Document >>
● ● ● ●

2020 Alaska elections
- Turnout: 60.67%

= 2020 Alaska elections =

Alaska state elections in 2020 were held on Tuesday, November 3, 2020. Aside from its party-run Democratic presidential primary held on April 10 (not including the Republican Party presidential primary which was cancelled by the state party), its primary elections were held on August 18, 2020.

In addition to the U.S. presidential race, Alaska voters elected the Class II U.S. Senator from Alaska, its at-large seat to the House of Representatives, 1 of 5 seats on the Alaska Supreme Court, 1 of 3 seats on the Alaska Court of Appeals, all of the seats of the Alaska House of Representatives, and 11 of 20 seats in the Alaska Senate. There were also two ballot measures which were voted on.

To vote by mail, registered Alaska voters had to request a ballot by October 24, 2020.

==Federal offices==

===President of the United States===

Alaska has 3 electoral votes in the Electoral College.

● ● ● ●

The records >>
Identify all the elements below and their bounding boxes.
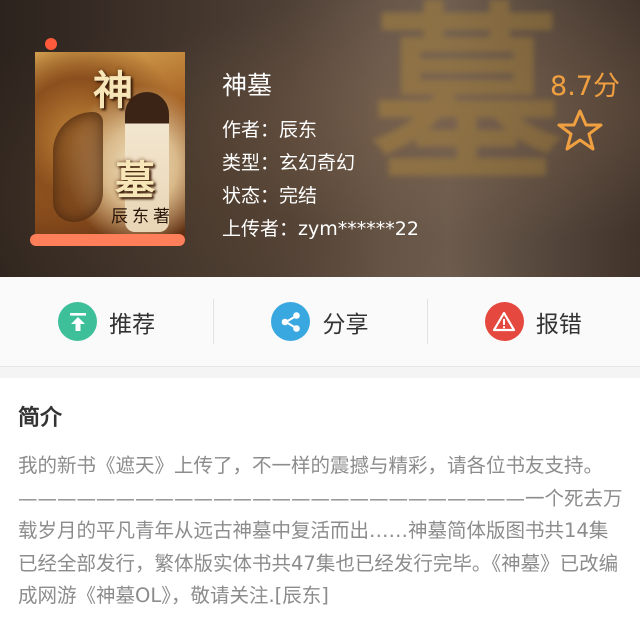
book-header: 墓 神 墓 辰东著 神墓 作者：辰东 类型：玄幻奇幻 状态：完结 上传者：zym… [0,0,640,277]
cover-dragon-art [53,112,103,222]
intro-section: 简介 我的新书《遮天》上传了，不一样的震撼与精彩，请各位书友支持。———————… [0,378,640,640]
warning-icon [484,302,524,341]
report-error-button[interactable]: 报错 [426,277,640,366]
book-type: 类型：玄幻奇幻 [222,152,356,174]
report-error-label: 报错 [535,311,582,338]
action-bar: 推荐 分享 报错 [0,277,640,367]
book-author: 作者：辰东 [222,119,318,141]
upload-arrow-icon [58,302,98,341]
book-title: 神墓 [222,71,273,100]
book-uploader: 上传者：zym******22 [222,218,419,240]
cover-author-text: 辰东著 [111,207,174,227]
favorite-star-button[interactable] [555,108,605,152]
share-icon [271,302,311,341]
redaction-mark [30,234,185,246]
intro-heading: 简介 [18,406,63,431]
intro-text[interactable]: 我的新书《遮天》上传了，不一样的震撼与精彩，请各位书友支持。——————————… [18,450,624,613]
book-score: 8.7分 [550,71,620,102]
redaction-mark [45,38,57,50]
cover-title-char-1: 神 [93,67,133,114]
recommend-button[interactable]: 推荐 [0,277,213,366]
star-icon [557,109,603,151]
cover-title-char-2: 墓 [115,157,155,204]
book-cover[interactable]: 神 墓 辰东著 [35,52,185,242]
recommend-label: 推荐 [109,311,156,338]
book-status: 状态：完结 [222,185,318,207]
share-button[interactable]: 分享 [213,277,426,366]
share-label: 分享 [322,311,369,338]
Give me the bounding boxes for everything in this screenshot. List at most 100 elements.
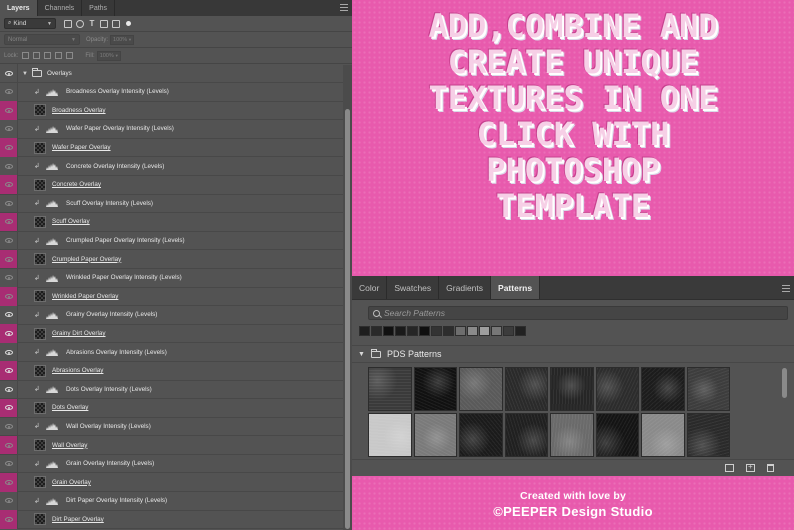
lock-all-icon[interactable]	[66, 52, 74, 59]
pattern-tile[interactable]	[550, 413, 594, 457]
pattern-tile[interactable]	[504, 413, 548, 457]
layer-row[interactable]: ↲ Wrinkled Paper Overlay Intensity (Level…	[0, 268, 343, 288]
pattern-tile[interactable]	[550, 367, 594, 411]
blend-mode-select[interactable]: Normal ▼	[4, 34, 80, 45]
opacity-field[interactable]: 100% ▼	[110, 34, 135, 45]
layer-row[interactable]: ↲ Wafer Paper Overlay Intensity (Levels)	[0, 119, 343, 139]
visibility-toggle[interactable]	[0, 454, 18, 473]
layer-row[interactable]: Dirt Paper Overlay	[0, 510, 343, 530]
tab-paths[interactable]: Paths	[82, 0, 116, 16]
recent-pattern-swatch[interactable]	[443, 326, 454, 336]
pattern-tile[interactable]	[413, 367, 457, 411]
visibility-toggle[interactable]	[0, 342, 18, 362]
visibility-toggle[interactable]	[0, 380, 18, 399]
pattern-tile[interactable]	[641, 367, 685, 411]
pattern-tile[interactable]	[368, 413, 412, 457]
trash-icon[interactable]	[767, 464, 774, 472]
visibility-toggle[interactable]	[0, 156, 18, 176]
visibility-toggle[interactable]	[0, 64, 18, 83]
type-filter-icon[interactable]: T	[88, 19, 96, 28]
tab-channels[interactable]: Channels	[38, 0, 83, 16]
pattern-tile[interactable]	[504, 367, 548, 411]
fill-field[interactable]: 100% ▼	[96, 50, 121, 61]
tab-gradients[interactable]: Gradients	[439, 276, 492, 299]
recent-pattern-swatch[interactable]	[515, 326, 526, 336]
visibility-toggle[interactable]	[0, 101, 18, 120]
kind-filter-select[interactable]: ⌕ Kind ▼	[4, 18, 56, 29]
recent-pattern-swatch[interactable]	[431, 326, 442, 336]
layer-row[interactable]: Wall Overlay	[0, 435, 343, 455]
visibility-toggle[interactable]	[0, 491, 18, 511]
tab-color[interactable]: Color	[352, 276, 388, 299]
visibility-toggle[interactable]	[0, 305, 18, 325]
shape-filter-icon[interactable]	[100, 19, 108, 28]
adjustment-filter-icon[interactable]	[76, 19, 84, 28]
pattern-tile[interactable]	[641, 413, 685, 457]
layer-row[interactable]: Concrete Overlay	[0, 175, 343, 195]
tab-patterns[interactable]: Patterns	[491, 276, 541, 299]
create-pattern-icon[interactable]	[746, 462, 755, 472]
visibility-toggle[interactable]	[0, 82, 18, 102]
recent-pattern-swatch[interactable]	[503, 326, 514, 336]
new-group-folder-icon[interactable]	[725, 464, 734, 472]
recent-pattern-swatch[interactable]	[371, 326, 382, 336]
layer-row[interactable]: ↲ Crumpled Paper Overlay Intensity (Level…	[0, 231, 343, 251]
layer-row[interactable]: ↲ Wall Overlay Intensity (Levels)	[0, 417, 343, 437]
pattern-tile[interactable]	[686, 367, 730, 411]
pattern-tile[interactable]	[413, 413, 457, 457]
visibility-toggle[interactable]	[0, 175, 18, 195]
pattern-tile[interactable]	[459, 413, 503, 457]
recent-pattern-swatch[interactable]	[419, 326, 430, 336]
patterns-scroll-thumb[interactable]	[782, 368, 787, 398]
layer-row[interactable]: Wrinkled Paper Overlay	[0, 287, 343, 307]
layers-scrollbar[interactable]	[343, 65, 352, 530]
visibility-toggle[interactable]	[0, 212, 18, 232]
visibility-toggle[interactable]	[0, 324, 18, 343]
layer-row[interactable]: ↲ Grain Overlay Intensity (Levels)	[0, 454, 343, 474]
recent-pattern-swatch[interactable]	[407, 326, 418, 336]
visibility-toggle[interactable]	[0, 268, 18, 288]
pattern-tile[interactable]	[595, 413, 639, 457]
pattern-search-box[interactable]	[368, 306, 788, 320]
lock-pixels-icon[interactable]	[22, 52, 30, 59]
layer-row[interactable]: ↲ Scuff Overlay Intensity (Levels)	[0, 194, 343, 214]
layer-row[interactable]: ↲ Broadness Overlay Intensity (Levels)	[0, 82, 343, 102]
recent-pattern-swatch[interactable]	[455, 326, 466, 336]
layer-row[interactable]: Grain Overlay	[0, 472, 343, 493]
visibility-toggle[interactable]	[0, 472, 18, 492]
visibility-toggle[interactable]	[0, 510, 18, 529]
visibility-toggle[interactable]	[0, 361, 18, 380]
chevron-down-icon[interactable]: ▼	[358, 351, 365, 358]
visibility-toggle[interactable]	[0, 138, 18, 157]
panel-menu-icon[interactable]	[782, 285, 790, 292]
recent-pattern-swatch[interactable]	[467, 326, 478, 336]
recent-pattern-swatch[interactable]	[383, 326, 394, 336]
layer-row[interactable]: Wafer Paper Overlay	[0, 138, 343, 158]
visibility-toggle[interactable]	[0, 231, 18, 250]
pattern-folder-row[interactable]: ▼ PDS Patterns	[352, 345, 794, 363]
layer-row[interactable]: ↲ Concrete Overlay Intensity (Levels)	[0, 156, 343, 176]
recent-pattern-swatch[interactable]	[359, 326, 370, 336]
visibility-toggle[interactable]	[0, 249, 18, 269]
tab-layers[interactable]: Layers	[0, 0, 38, 16]
visibility-toggle[interactable]	[0, 417, 18, 436]
pattern-tile[interactable]	[595, 367, 639, 411]
recent-pattern-swatch[interactable]	[395, 326, 406, 336]
layer-row[interactable]: ↲ Dirt Paper Overlay Intensity (Levels)	[0, 491, 343, 511]
visibility-toggle[interactable]	[0, 194, 18, 213]
lock-paint-icon[interactable]	[33, 52, 41, 59]
layers-scroll-thumb[interactable]	[345, 109, 350, 529]
visibility-toggle[interactable]	[0, 398, 18, 418]
layer-row[interactable]: ↲ Dots Overlay Intensity (Levels)	[0, 380, 343, 400]
visibility-toggle[interactable]	[0, 435, 18, 455]
lock-position-icon[interactable]	[44, 52, 52, 59]
layer-row[interactable]: ↲ Abrasions Overlay Intensity (Levels)	[0, 342, 343, 362]
pattern-tile[interactable]	[368, 367, 412, 411]
layer-row[interactable]: Dots Overlay	[0, 398, 343, 418]
smart-object-filter-icon[interactable]	[112, 19, 120, 28]
layer-row[interactable]: Abrasions Overlay	[0, 361, 343, 381]
recent-pattern-swatch[interactable]	[479, 326, 490, 336]
pattern-tile[interactable]	[686, 413, 730, 457]
pattern-search-input[interactable]	[384, 308, 764, 318]
tab-swatches[interactable]: Swatches	[387, 276, 440, 299]
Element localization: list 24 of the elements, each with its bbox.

● ● ● ●

What to do >>
• 1. According to the 2020 Alaska elections text, by what date did registered voters have to request a ballot in order to vote by mail?
• 2. Rewrite the listing from its first line through the line containing "Give me the", putting "blackout-mark" wherever "redaction-mark" appears and keeping everything else the same. Leave the pictures out.

Task solutions >>
• 1. October 24, 2020

• 2.
Identify all the elements below and their bounding boxes.
book-header: 墓 神 墓 辰东著 神墓 作者：辰东 类型：玄幻奇幻 状态：完结 上传者：zym… [0,0,640,277]
cover-dragon-art [53,112,103,222]
intro-section: 简介 我的新书《遮天》上传了，不一样的震撼与精彩，请各位书友支持。———————… [0,378,640,640]
warning-icon [484,302,524,341]
report-error-button[interactable]: 报错 [426,277,640,366]
book-type: 类型：玄幻奇幻 [222,152,356,174]
report-error-label: 报错 [535,311,582,338]
action-bar: 推荐 分享 报错 [0,277,640,367]
book-author: 作者：辰东 [222,119,318,141]
upload-arrow-icon [58,302,98,341]
book-title: 神墓 [222,71,273,100]
book-uploader: 上传者：zym******22 [222,218,419,240]
cover-author-text: 辰东著 [111,207,174,227]
favorite-star-button[interactable] [555,108,605,152]
share-icon [271,302,311,341]
blackout-mark [30,234,185,246]
intro-heading: 简介 [18,406,63,431]
intro-text[interactable]: 我的新书《遮天》上传了，不一样的震撼与精彩，请各位书友支持。——————————… [18,450,624,613]
book-score: 8.7分 [550,71,620,102]
blackout-mark [45,38,57,50]
cover-title-char-1: 神 [93,67,133,114]
recommend-button[interactable]: 推荐 [0,277,213,366]
star-icon [557,109,603,151]
cover-title-char-2: 墓 [115,157,155,204]
book-cover[interactable]: 神 墓 辰东著 [35,52,185,242]
recommend-label: 推荐 [109,311,156,338]
book-status: 状态：完结 [222,185,318,207]
share-button[interactable]: 分享 [213,277,426,366]
share-label: 分享 [322,311,369,338]
Give me the bounding boxes for everything in this screenshot. List at most 100 elements.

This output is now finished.